# What you will do:
Locate the string "selected" in the listing below. Copy every line where it is found.

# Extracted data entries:

begin

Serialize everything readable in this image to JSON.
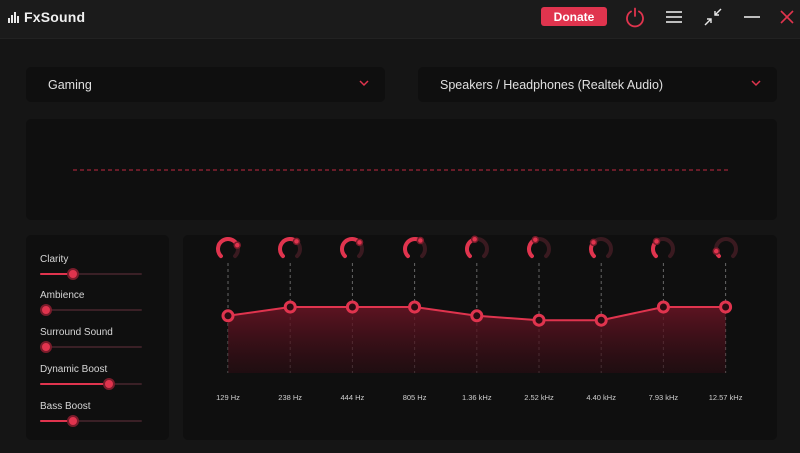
{
  "app": {
    "name": "FxSound"
  },
  "toolbar": {
    "donate_label": "Donate",
    "icons": [
      "power-icon",
      "menu-icon",
      "minimize-view-icon",
      "minimize-icon",
      "close-icon"
    ]
  },
  "preset": {
    "selected": "Gaming"
  },
  "output_device": {
    "selected": "Speakers / Headphones (Realtek Audio)"
  },
  "effects": [
    {
      "label": "Clarity",
      "value": 0.3
    },
    {
      "label": "Ambience",
      "value": 0.0
    },
    {
      "label": "Surround Sound",
      "value": 0.0
    },
    {
      "label": "Dynamic Boost",
      "value": 0.7
    },
    {
      "label": "Bass Boost",
      "value": 0.3
    }
  ],
  "eq": {
    "bands": [
      "129 Hz",
      "238 Hz",
      "444 Hz",
      "805 Hz",
      "1.36 kHz",
      "2.52 kHz",
      "4.40 kHz",
      "7.93 kHz",
      "12.57 kHz"
    ],
    "levels": [
      0.52,
      0.6,
      0.6,
      0.6,
      0.52,
      0.48,
      0.48,
      0.6,
      0.6
    ],
    "knob_fraction": [
      0.75,
      0.65,
      0.68,
      0.62,
      0.45,
      0.42,
      0.32,
      0.35,
      0.12
    ]
  },
  "colors": {
    "accent": "#e0344e",
    "background": "#151515",
    "panel": "#0f0f0f"
  }
}
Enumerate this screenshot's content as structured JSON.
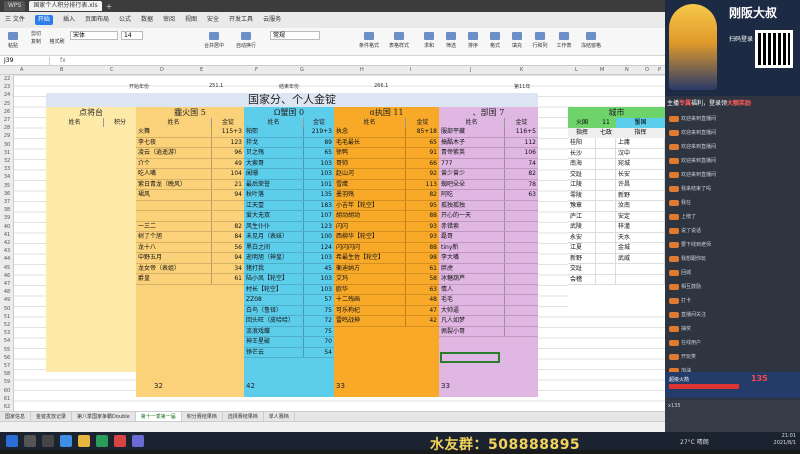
{
  "window": {
    "tabs": [
      "WPS",
      "国家个人积分排行表.xls"
    ],
    "plus": "+"
  },
  "menubar": {
    "items": [
      "三 文件",
      "开始",
      "插入",
      "页面布局",
      "公式",
      "数据",
      "审阅",
      "视图",
      "安全",
      "开发工具",
      "云服务"
    ],
    "active_index": 1
  },
  "ribbon": {
    "font_name": "宋体",
    "font_size": "14",
    "number_format": "常规",
    "buttons": [
      "粘贴",
      "剪切",
      "复制",
      "格式刷",
      "合并居中",
      "自动换行",
      "条件格式",
      "表格样式",
      "求和",
      "筛选",
      "排序",
      "格式",
      "填充",
      "行和列",
      "工作表",
      "冻结窗格"
    ]
  },
  "formula_bar": {
    "name_box": "J39",
    "fx": "fx"
  },
  "columns": [
    "A",
    "B",
    "C",
    "D",
    "E",
    "F",
    "G",
    "H",
    "I",
    "J",
    "K",
    "L",
    "M",
    "N",
    "O",
    "P"
  ],
  "rows": [
    "22",
    "23",
    "24",
    "25",
    "26",
    "27",
    "28",
    "29",
    "30",
    "31",
    "32",
    "33",
    "34",
    "35",
    "36",
    "37",
    "38",
    "39",
    "40",
    "41",
    "42",
    "43",
    "44",
    "45",
    "46",
    "47",
    "48",
    "49",
    "50",
    "51",
    "52",
    "53",
    "54",
    "55",
    "56",
    "57",
    "58",
    "59",
    "60",
    "61",
    "62"
  ],
  "header_row": {
    "start_label": "开始年份",
    "start_value": "251.1",
    "end_label": "结束年份",
    "end_value": "266.1",
    "round": "第11年"
  },
  "title": "国家分、个人金锭",
  "panels": {
    "dianjiangtai": {
      "title": "点将台",
      "col_name": "姓名",
      "col_score": "积分",
      "rows": []
    },
    "huoguo": {
      "title": "霾火国 5",
      "col_name": "姓名",
      "col_score": "金锭",
      "rows": [
        [
          "火舞",
          "115+3"
        ],
        [
          "李七夜",
          "123"
        ],
        [
          "凌云（逍遥游）",
          "96"
        ],
        [
          "介个",
          "49"
        ],
        [
          "吃人嘴",
          "104"
        ],
        [
          "紫日青龙（晚风）",
          "21"
        ],
        [
          "珺风",
          "94"
        ],
        [
          "",
          ""
        ],
        [
          "",
          ""
        ],
        [
          "一三二",
          "82"
        ],
        [
          "树了个旭",
          "84"
        ],
        [
          "龙十八",
          "56"
        ],
        [
          "中野五月",
          "94"
        ],
        [
          "龙女帝（表姐）",
          "34"
        ],
        [
          "爵皇",
          "61"
        ]
      ],
      "total": "32"
    },
    "xieguo": {
      "title": "Ω蟹国 0",
      "col_name": "姓名",
      "col_score": "金锭",
      "rows": [
        [
          "帕熙",
          "219+3"
        ],
        [
          "拌戈",
          "89"
        ],
        [
          "贝之殇",
          "65"
        ],
        [
          "大索哥",
          "103"
        ],
        [
          "阑珊",
          "103"
        ],
        [
          "最后荣誉",
          "101"
        ],
        [
          "秋叶落",
          "135"
        ],
        [
          "江天壹",
          "183"
        ],
        [
          "爱大无双",
          "107"
        ],
        [
          "风生仆仆",
          "123"
        ],
        [
          "未见月（表妹）",
          "100"
        ],
        [
          "黑白之间",
          "124"
        ],
        [
          "逝明旭（神皇）",
          "103"
        ],
        [
          "猪打我",
          "45"
        ],
        [
          "陆小凤【轮空】",
          "103"
        ],
        [
          "村长【轮空】",
          "103"
        ],
        [
          "ZZ08",
          "57"
        ],
        [
          "白鸟（鲁铎）",
          "75"
        ],
        [
          "回头旺（皮哈哈）",
          "72"
        ],
        [
          "流浪戏蝶",
          "75"
        ],
        [
          "神王星破",
          "70"
        ],
        [
          "铮芒云",
          "54"
        ]
      ],
      "total": "42"
    },
    "zhiguo": {
      "title": "α执国 11",
      "col_name": "姓名",
      "col_score": "金锭",
      "rows": [
        [
          "执念",
          "85+18"
        ],
        [
          "毛毛最长",
          "65"
        ],
        [
          "徐鸭",
          "91"
        ],
        [
          "哥帅",
          "66"
        ],
        [
          "赵山河",
          "92"
        ],
        [
          "雪鹰",
          "113"
        ],
        [
          "墨羽殇",
          "82"
        ],
        [
          "小吉年【轮空】",
          "95"
        ],
        [
          "胡动胡动",
          "88"
        ],
        [
          "闪闪",
          "93"
        ],
        [
          "西柳华【轮空】",
          "93"
        ],
        [
          "闪闪闪闪",
          "88"
        ],
        [
          "希最生佐【轮空】",
          "98"
        ],
        [
          "衡迪纳方",
          "61"
        ],
        [
          "艾玛",
          "58"
        ],
        [
          "欧华",
          "63"
        ],
        [
          "十二残画",
          "48"
        ],
        [
          "可乐枸杞",
          "47"
        ],
        [
          "雷鸣战神",
          "42"
        ]
      ],
      "total": "33"
    },
    "buguo": {
      "title": "、部国 7",
      "col_name": "姓名",
      "col_score": "金锭",
      "rows": [
        [
          "服部平藏",
          "116+5"
        ],
        [
          "搞酷木子",
          "112"
        ],
        [
          "青帝紫英",
          "106"
        ],
        [
          "777",
          "74"
        ],
        [
          "曾少曾少",
          "82"
        ],
        [
          "蜘吧朵朵",
          "78"
        ],
        [
          "阿吃",
          "63"
        ],
        [
          "孤独孤独",
          ""
        ],
        [
          "开心的一天",
          ""
        ],
        [
          "赤错索",
          ""
        ],
        [
          "磊哥",
          ""
        ],
        [
          "tiny新",
          ""
        ],
        [
          "李大嘴",
          ""
        ],
        [
          "胖虎",
          ""
        ],
        [
          "冰糖葫芦",
          ""
        ],
        [
          "情人",
          ""
        ],
        [
          "毛毛",
          ""
        ],
        [
          "大帅逼",
          ""
        ],
        [
          "凡人如梦",
          ""
        ],
        [
          "佩裂小哥",
          ""
        ]
      ],
      "total": "33"
    },
    "city": {
      "title": "城市",
      "sub1": "火国",
      "sub1_count": "11",
      "sub2": "蟹国",
      "col_a": "指挥",
      "col_b": "七政",
      "col_c": "指挥",
      "rows": [
        [
          "桂阳",
          "",
          "上庸"
        ],
        [
          "长沙",
          "",
          "汉中"
        ],
        [
          "南海",
          "",
          "宛城"
        ],
        [
          "交趾",
          "",
          "长安"
        ],
        [
          "江陵",
          "",
          "许昌"
        ],
        [
          "零陵",
          "",
          "新野"
        ],
        [
          "豫章",
          "",
          "汝南"
        ],
        [
          "庐江",
          "",
          "安定"
        ],
        [
          "武陵",
          "",
          "梓潼"
        ],
        [
          "永安",
          "",
          "天水"
        ],
        [
          "江夏",
          "",
          "金城"
        ],
        [
          "新野",
          "",
          "武威"
        ],
        [
          "交趾",
          "",
          ""
        ],
        [
          "会稽",
          "",
          ""
        ]
      ]
    }
  },
  "sheet_tabs": [
    "国家信息",
    "金锭发放记录",
    "第八季国家争霸Double",
    "第十一季第一届",
    "积分赛结果档",
    "选择赛结果档",
    "单人赛档"
  ],
  "active_sheet_index": 3,
  "status": "",
  "stream": {
    "logo": "刚阪大叔",
    "scan_text": "扫码登录",
    "promo_prefix": "主播",
    "promo_highlight": "专属",
    "promo_suffix": "福利，登录领",
    "promo_bonus": "大额奖励",
    "chat": [
      "欢迎来到直播间",
      "欢迎来到直播间",
      "欢迎来到直播间",
      "欢迎来到直播间",
      "欢迎来到直播间",
      "我来结束了吗",
      "我在",
      "上榜了",
      "说了说话",
      "要下线到老师",
      "我想跟你玩",
      "回城",
      "相互鼓励",
      "打卡",
      "直播间关注",
      "抽奖",
      "在线用户",
      "开玩笑",
      "加油",
      "来了"
    ],
    "gift_count": "135",
    "gift_label": "超级火箭",
    "viewers": "x135"
  },
  "taskbar": {
    "fans_group": "水友群：508888895",
    "clock": "21:01",
    "date": "2021/8/1",
    "temp": "27°C 晴朗"
  }
}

end

# The output:
    "selected": "Gaming"
    "selected": "Speakers / Headphones (Realtek Audio)"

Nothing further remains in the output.